▶ Work to be completed
List all the lines in these records that hold "offering".

▶ Given data
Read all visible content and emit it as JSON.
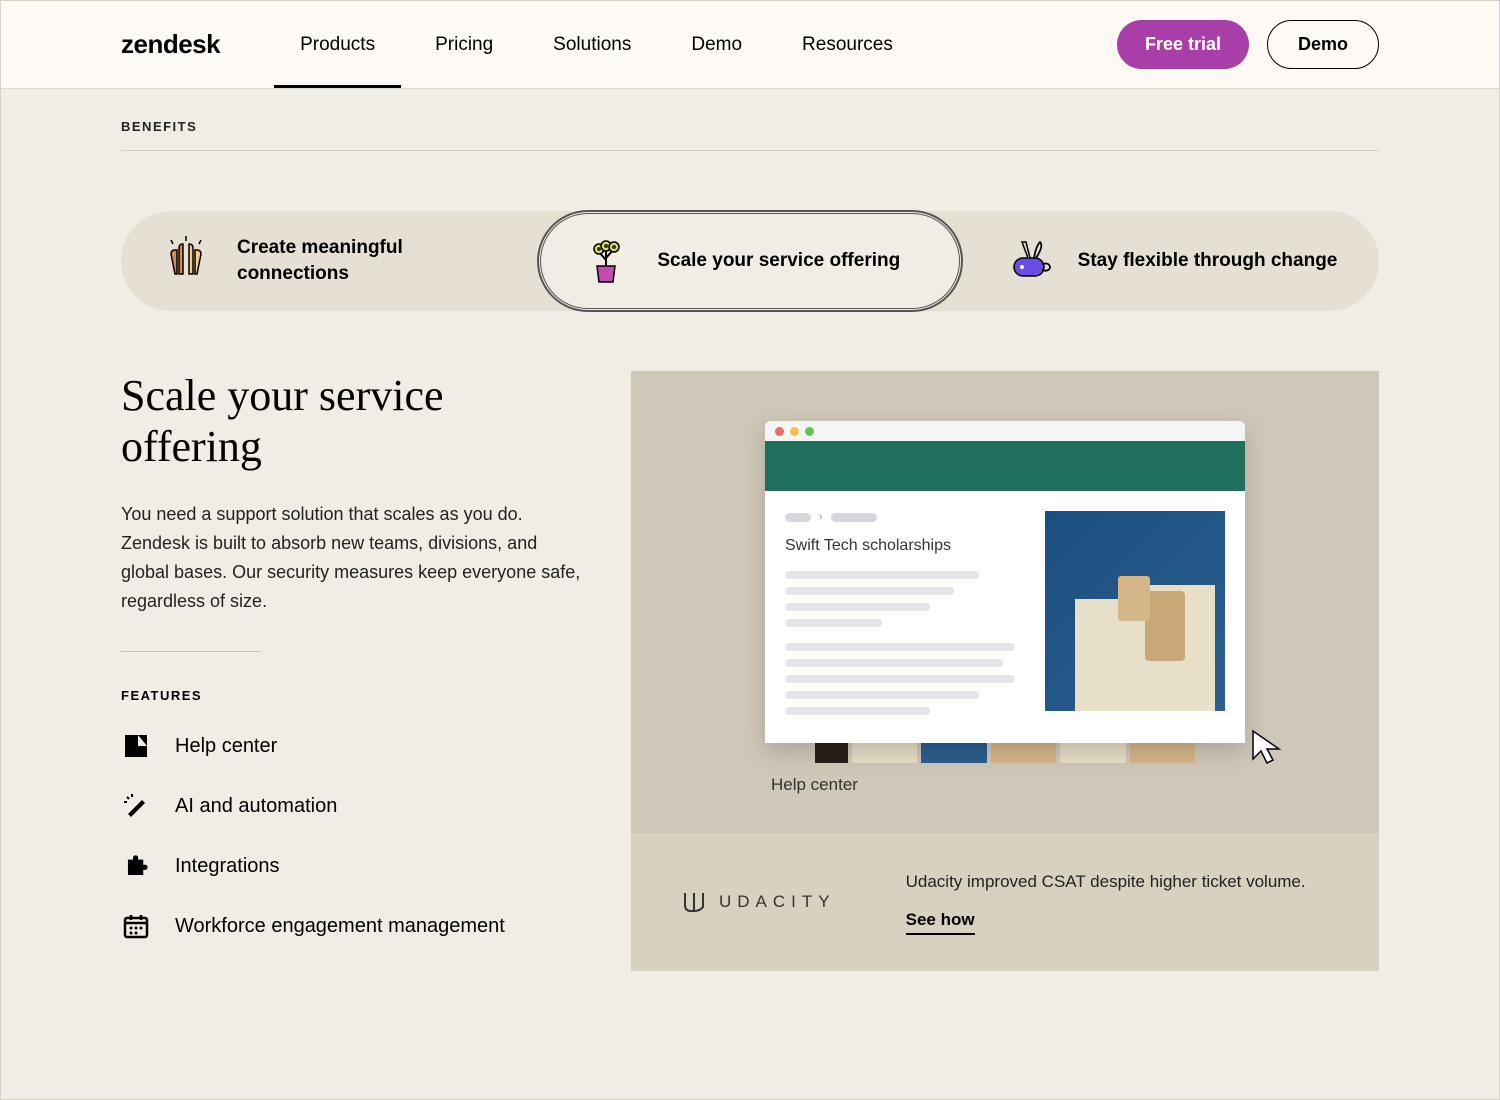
{
  "header": {
    "logo": "zendesk",
    "nav": [
      "Products",
      "Pricing",
      "Solutions",
      "Demo",
      "Resources"
    ],
    "cta_primary": "Free trial",
    "cta_secondary": "Demo"
  },
  "section_label": "BENEFITS",
  "pills": [
    {
      "label": "Create meaningful connections"
    },
    {
      "label": "Scale your service offering"
    },
    {
      "label": "Stay flexible through change"
    }
  ],
  "heading": "Scale your service offering",
  "body": "You need a support solution that scales as you do. Zendesk is built to absorb new teams, divisions, and global bases. Our security measures keep everyone safe, regardless of size.",
  "features_label": "FEATURES",
  "features": [
    "Help center",
    "AI and automation",
    "Integrations",
    "Workforce engagement management"
  ],
  "mockup": {
    "article_title": "Swift Tech scholarships",
    "caption": "Help center"
  },
  "callout": {
    "logo": "UDACITY",
    "desc": "Udacity improved CSAT despite higher ticket volume.",
    "link": "See how"
  }
}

▶ Result of this exercise
      "label": "Scale your service offering"
  "heading": "Scale your service offering",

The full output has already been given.